◆ **Given request**
Reproduce the records below exactly as given.

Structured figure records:

···

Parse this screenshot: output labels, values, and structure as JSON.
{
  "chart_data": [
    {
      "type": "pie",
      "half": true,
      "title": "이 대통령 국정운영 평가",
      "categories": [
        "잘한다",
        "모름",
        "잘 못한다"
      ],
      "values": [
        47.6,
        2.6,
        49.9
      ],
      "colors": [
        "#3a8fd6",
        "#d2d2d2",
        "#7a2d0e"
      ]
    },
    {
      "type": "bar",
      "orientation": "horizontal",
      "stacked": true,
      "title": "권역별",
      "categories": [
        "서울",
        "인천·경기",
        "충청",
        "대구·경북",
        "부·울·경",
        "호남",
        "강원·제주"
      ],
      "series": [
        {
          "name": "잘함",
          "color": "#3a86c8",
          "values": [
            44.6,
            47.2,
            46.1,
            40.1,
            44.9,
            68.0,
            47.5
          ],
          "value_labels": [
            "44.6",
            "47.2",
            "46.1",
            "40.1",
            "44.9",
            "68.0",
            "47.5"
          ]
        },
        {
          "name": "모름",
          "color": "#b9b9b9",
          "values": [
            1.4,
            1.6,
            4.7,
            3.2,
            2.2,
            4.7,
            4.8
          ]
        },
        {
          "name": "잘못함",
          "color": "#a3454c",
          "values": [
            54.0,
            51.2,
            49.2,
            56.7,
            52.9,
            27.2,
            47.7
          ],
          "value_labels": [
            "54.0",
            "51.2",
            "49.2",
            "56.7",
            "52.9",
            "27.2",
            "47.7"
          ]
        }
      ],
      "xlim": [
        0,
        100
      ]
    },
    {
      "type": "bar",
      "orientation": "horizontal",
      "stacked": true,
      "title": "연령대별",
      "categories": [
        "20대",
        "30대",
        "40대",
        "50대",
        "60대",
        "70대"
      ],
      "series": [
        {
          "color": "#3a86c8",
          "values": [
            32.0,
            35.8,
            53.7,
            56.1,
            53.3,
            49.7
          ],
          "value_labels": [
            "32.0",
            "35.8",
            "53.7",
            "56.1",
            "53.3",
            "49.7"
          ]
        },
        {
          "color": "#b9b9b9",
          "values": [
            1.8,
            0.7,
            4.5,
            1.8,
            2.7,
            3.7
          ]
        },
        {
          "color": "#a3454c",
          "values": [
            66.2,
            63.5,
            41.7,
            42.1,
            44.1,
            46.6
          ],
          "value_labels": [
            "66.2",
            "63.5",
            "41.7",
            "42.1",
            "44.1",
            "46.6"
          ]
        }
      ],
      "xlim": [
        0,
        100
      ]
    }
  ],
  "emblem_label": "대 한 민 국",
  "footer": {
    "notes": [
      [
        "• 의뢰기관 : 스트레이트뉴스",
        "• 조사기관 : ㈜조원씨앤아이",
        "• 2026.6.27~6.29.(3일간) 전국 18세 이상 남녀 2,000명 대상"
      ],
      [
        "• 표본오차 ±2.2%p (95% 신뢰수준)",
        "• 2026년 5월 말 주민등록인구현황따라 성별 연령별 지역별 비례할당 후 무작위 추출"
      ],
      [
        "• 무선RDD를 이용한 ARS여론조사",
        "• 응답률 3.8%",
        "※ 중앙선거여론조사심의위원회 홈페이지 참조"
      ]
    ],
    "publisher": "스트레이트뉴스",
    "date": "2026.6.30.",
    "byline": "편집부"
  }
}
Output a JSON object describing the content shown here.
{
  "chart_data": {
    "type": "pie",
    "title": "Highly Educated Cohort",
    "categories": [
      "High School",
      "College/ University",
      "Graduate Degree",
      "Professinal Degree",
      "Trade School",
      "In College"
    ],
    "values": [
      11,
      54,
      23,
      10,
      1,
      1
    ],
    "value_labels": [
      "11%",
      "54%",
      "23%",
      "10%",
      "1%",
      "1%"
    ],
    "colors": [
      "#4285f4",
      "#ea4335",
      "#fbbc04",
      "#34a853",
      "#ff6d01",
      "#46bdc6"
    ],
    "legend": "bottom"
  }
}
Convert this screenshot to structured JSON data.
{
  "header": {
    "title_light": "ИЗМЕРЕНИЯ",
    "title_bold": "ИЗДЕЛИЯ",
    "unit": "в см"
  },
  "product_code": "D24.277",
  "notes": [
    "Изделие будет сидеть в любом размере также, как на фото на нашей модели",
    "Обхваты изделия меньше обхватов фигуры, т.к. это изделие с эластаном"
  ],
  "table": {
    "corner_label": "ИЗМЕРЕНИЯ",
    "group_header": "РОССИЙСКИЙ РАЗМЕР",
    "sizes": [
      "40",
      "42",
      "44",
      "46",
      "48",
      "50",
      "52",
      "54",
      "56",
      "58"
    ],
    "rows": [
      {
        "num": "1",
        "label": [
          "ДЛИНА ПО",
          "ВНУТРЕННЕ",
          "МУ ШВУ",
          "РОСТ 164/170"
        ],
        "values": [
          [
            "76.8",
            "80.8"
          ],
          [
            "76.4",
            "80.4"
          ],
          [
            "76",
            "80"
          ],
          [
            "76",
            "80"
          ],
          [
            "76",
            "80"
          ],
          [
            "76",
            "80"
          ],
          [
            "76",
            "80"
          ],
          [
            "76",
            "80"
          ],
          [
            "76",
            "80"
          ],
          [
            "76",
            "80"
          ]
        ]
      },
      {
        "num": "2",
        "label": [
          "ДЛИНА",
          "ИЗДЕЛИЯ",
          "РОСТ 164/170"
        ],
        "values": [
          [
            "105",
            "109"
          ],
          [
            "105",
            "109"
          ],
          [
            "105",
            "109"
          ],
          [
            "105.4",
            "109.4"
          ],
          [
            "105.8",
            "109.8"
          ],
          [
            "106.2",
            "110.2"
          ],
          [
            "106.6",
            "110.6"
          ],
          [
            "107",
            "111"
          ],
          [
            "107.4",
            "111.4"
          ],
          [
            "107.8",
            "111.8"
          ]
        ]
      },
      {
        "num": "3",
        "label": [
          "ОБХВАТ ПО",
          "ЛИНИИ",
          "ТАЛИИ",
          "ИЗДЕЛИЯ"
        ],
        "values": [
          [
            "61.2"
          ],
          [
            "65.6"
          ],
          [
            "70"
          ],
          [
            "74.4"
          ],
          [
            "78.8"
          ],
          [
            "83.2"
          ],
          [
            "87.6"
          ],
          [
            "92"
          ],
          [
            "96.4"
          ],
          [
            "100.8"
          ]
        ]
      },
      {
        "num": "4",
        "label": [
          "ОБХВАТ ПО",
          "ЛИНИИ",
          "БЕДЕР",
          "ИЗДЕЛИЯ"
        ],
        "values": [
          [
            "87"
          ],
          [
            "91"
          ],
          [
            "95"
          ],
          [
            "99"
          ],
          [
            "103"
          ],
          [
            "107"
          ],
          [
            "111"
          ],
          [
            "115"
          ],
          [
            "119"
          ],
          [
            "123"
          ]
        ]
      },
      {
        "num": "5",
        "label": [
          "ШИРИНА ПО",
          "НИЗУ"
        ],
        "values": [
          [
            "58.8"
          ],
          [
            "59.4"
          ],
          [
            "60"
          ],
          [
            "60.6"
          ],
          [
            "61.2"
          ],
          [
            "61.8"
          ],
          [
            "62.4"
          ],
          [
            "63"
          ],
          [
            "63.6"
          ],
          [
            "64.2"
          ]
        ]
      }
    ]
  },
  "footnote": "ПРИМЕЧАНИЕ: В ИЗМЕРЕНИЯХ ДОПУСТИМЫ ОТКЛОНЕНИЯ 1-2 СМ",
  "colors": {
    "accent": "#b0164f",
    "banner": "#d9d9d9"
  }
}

···

◆ **Solution for this task**
Parse this screenshot: output labels, values, and structure as JSON.
{
  "chart_data": [
    {
      "type": "pie",
      "half": true,
      "title": "이 대통령 국정운영 평가",
      "categories": [
        "잘한다",
        "모름",
        "잘 못한다"
      ],
      "values": [
        47.6,
        2.6,
        49.9
      ],
      "colors": [
        "#3a8fd6",
        "#d2d2d2",
        "#7a2d0e"
      ]
    },
    {
      "type": "bar",
      "orientation": "horizontal",
      "stacked": true,
      "title": "권역별",
      "categories": [
        "서울",
        "인천·경기",
        "충청",
        "대구·경북",
        "부·울·경",
        "호남",
        "강원·제주"
      ],
      "series": [
        {
          "name": "잘함",
          "color": "#3a86c8",
          "values": [
            44.6,
            47.2,
            46.1,
            40.1,
            44.9,
            68.0,
            47.5
          ],
          "value_labels": [
            "44.6",
            "47.2",
            "46.1",
            "40.1",
            "44.9",
            "68.0",
            "47.5"
          ]
        },
        {
          "name": "모름",
          "color": "#b9b9b9",
          "values": [
            1.4,
            1.6,
            4.7,
            3.2,
            2.2,
            4.7,
            4.8
          ]
        },
        {
          "name": "잘못함",
          "color": "#a3454c",
          "values": [
            54.0,
            51.2,
            49.2,
            56.7,
            52.9,
            27.2,
            47.7
          ],
          "value_labels": [
            "54.0",
            "51.2",
            "49.2",
            "56.7",
            "52.9",
            "27.2",
            "47.7"
          ]
        }
      ],
      "xlim": [
        0,
        100
      ]
    },
    {
      "type": "bar",
      "orientation": "horizontal",
      "stacked": true,
      "title": "연령대별",
      "categories": [
        "20대",
        "30대",
        "40대",
        "50대",
        "60대",
        "70대"
      ],
      "series": [
        {
          "color": "#3a86c8",
          "values": [
            32.0,
            35.8,
            53.7,
            56.1,
            53.3,
            49.7
          ],
          "value_labels": [
            "32.0",
            "35.8",
            "53.7",
            "56.1",
            "53.3",
            "49.7"
          ]
        },
        {
          "color": "#b9b9b9",
          "values": [
            1.8,
            0.7,
            4.5,
            1.8,
            2.7,
            3.7
          ]
        },
        {
          "color": "#a3454c",
          "values": [
            66.2,
            63.5,
            41.7,
            42.1,
            44.1,
            46.6
          ],
          "value_labels": [
            "66.2",
            "63.5",
            "41.7",
            "42.1",
            "44.1",
            "46.6"
          ]
        }
      ],
      "xlim": [
        0,
        100
      ]
    }
  ],
  "emblem_label": "대 한 민 국",
  "footer": {
    "notes": [
      [
        "• 의뢰기관 : 스트레이트뉴스",
        "• 조사기관 : ㈜조원씨앤아이",
        "• 2026.6.27~6.29.(3일간) 전국 18세 이상 남녀 2,000명 대상"
      ],
      [
        "• 표본오차 ±2.2%p (95% 신뢰수준)",
        "• 2026년 5월 말 주민등록인구현황따라 성별 연령별 지역별 비례할당 후 무작위 추출"
      ],
      [
        "• 무선RDD를 이용한 ARS여론조사",
        "• 응답률 3.8%",
        "※ 중앙선거여론조사심의위원회 홈페이지 참조"
      ]
    ],
    "publisher": "스트레이트뉴스",
    "date": "2026.6.30.",
    "byline": "편집부"
  }
}
Output a JSON object describing the content shown here.
{
  "chart_data": {
    "type": "pie",
    "title": "Highly Educated Cohort",
    "categories": [
      "High School",
      "College/ University",
      "Graduate Degree",
      "Professinal Degree",
      "Trade School",
      "In College"
    ],
    "values": [
      11,
      54,
      23,
      10,
      1,
      1
    ],
    "value_labels": [
      "11%",
      "54%",
      "23%",
      "10%",
      "1%",
      "1%"
    ],
    "colors": [
      "#4285f4",
      "#ea4335",
      "#fbbc04",
      "#34a853",
      "#ff6d01",
      "#46bdc6"
    ],
    "legend": "bottom"
  }
}
Convert this screenshot to structured JSON data.
{
  "header": {
    "title_light": "ИЗМЕРЕНИЯ",
    "title_bold": "ИЗДЕЛИЯ",
    "unit": "в см"
  },
  "product_code": "D24.277",
  "notes": [
    "Изделие будет сидеть в любом размере также, как на фото на нашей модели",
    "Обхваты изделия меньше обхватов фигуры, т.к. это изделие с эластаном"
  ],
  "table": {
    "corner_label": "ИЗМЕРЕНИЯ",
    "group_header": "РОССИЙСКИЙ РАЗМЕР",
    "sizes": [
      "40",
      "42",
      "44",
      "46",
      "48",
      "50",
      "52",
      "54",
      "56",
      "58"
    ],
    "rows": [
      {
        "num": "1",
        "label": [
          "ДЛИНА ПО",
          "ВНУТРЕННЕ",
          "МУ ШВУ",
          "РОСТ 164/170"
        ],
        "values": [
          [
            "76.8",
            "80.8"
          ],
          [
            "76.4",
            "80.4"
          ],
          [
            "76",
            "80"
          ],
          [
            "76",
            "80"
          ],
          [
            "76",
            "80"
          ],
          [
            "76",
            "80"
          ],
          [
            "76",
            "80"
          ],
          [
            "76",
            "80"
          ],
          [
            "76",
            "80"
          ],
          [
            "76",
            "80"
          ]
        ]
      },
      {
        "num": "2",
        "label": [
          "ДЛИНА",
          "ИЗДЕЛИЯ",
          "РОСТ 164/170"
        ],
        "values": [
          [
            "105",
            "109"
          ],
          [
            "105",
            "109"
          ],
          [
            "105",
            "109"
          ],
          [
            "105.4",
            "109.4"
          ],
          [
            "105.8",
            "109.8"
          ],
          [
            "106.2",
            "110.2"
          ],
          [
            "106.6",
            "110.6"
          ],
          [
            "107",
            "111"
          ],
          [
            "107.4",
            "111.4"
          ],
          [
            "107.8",
            "111.8"
          ]
        ]
      },
      {
        "num": "3",
        "label": [
          "ОБХВАТ ПО",
          "ЛИНИИ",
          "ТАЛИИ",
          "ИЗДЕЛИЯ"
        ],
        "values": [
          [
            "61.2"
          ],
          [
            "65.6"
          ],
          [
            "70"
          ],
          [
            "74.4"
          ],
          [
            "78.8"
          ],
          [
            "83.2"
          ],
          [
            "87.6"
          ],
          [
            "92"
          ],
          [
            "96.4"
          ],
          [
            "100.8"
          ]
        ]
      },
      {
        "num": "4",
        "label": [
          "ОБХВАТ ПО",
          "ЛИНИИ",
          "БЕДЕР",
          "ИЗДЕЛИЯ"
        ],
        "values": [
          [
            "87"
          ],
          [
            "91"
          ],
          [
            "95"
          ],
          [
            "99"
          ],
          [
            "103"
          ],
          [
            "107"
          ],
          [
            "111"
          ],
          [
            "115"
          ],
          [
            "119"
          ],
          [
            "123"
          ]
        ]
      },
      {
        "num": "5",
        "label": [
          "ШИРИНА ПО",
          "НИЗУ"
        ],
        "values": [
          [
            "58.8"
          ],
          [
            "59.4"
          ],
          [
            "60"
          ],
          [
            "60.6"
          ],
          [
            "61.2"
          ],
          [
            "61.8"
          ],
          [
            "62.4"
          ],
          [
            "63"
          ],
          [
            "63.6"
          ],
          [
            "64.2"
          ]
        ]
      }
    ]
  },
  "footnote": "ПРИМЕЧАНИЕ: В ИЗМЕРЕНИЯХ ДОПУСТИМЫ ОТКЛОНЕНИЯ 1-2 СМ",
  "colors": {
    "accent": "#b0164f",
    "banner": "#d9d9d9"
  }
}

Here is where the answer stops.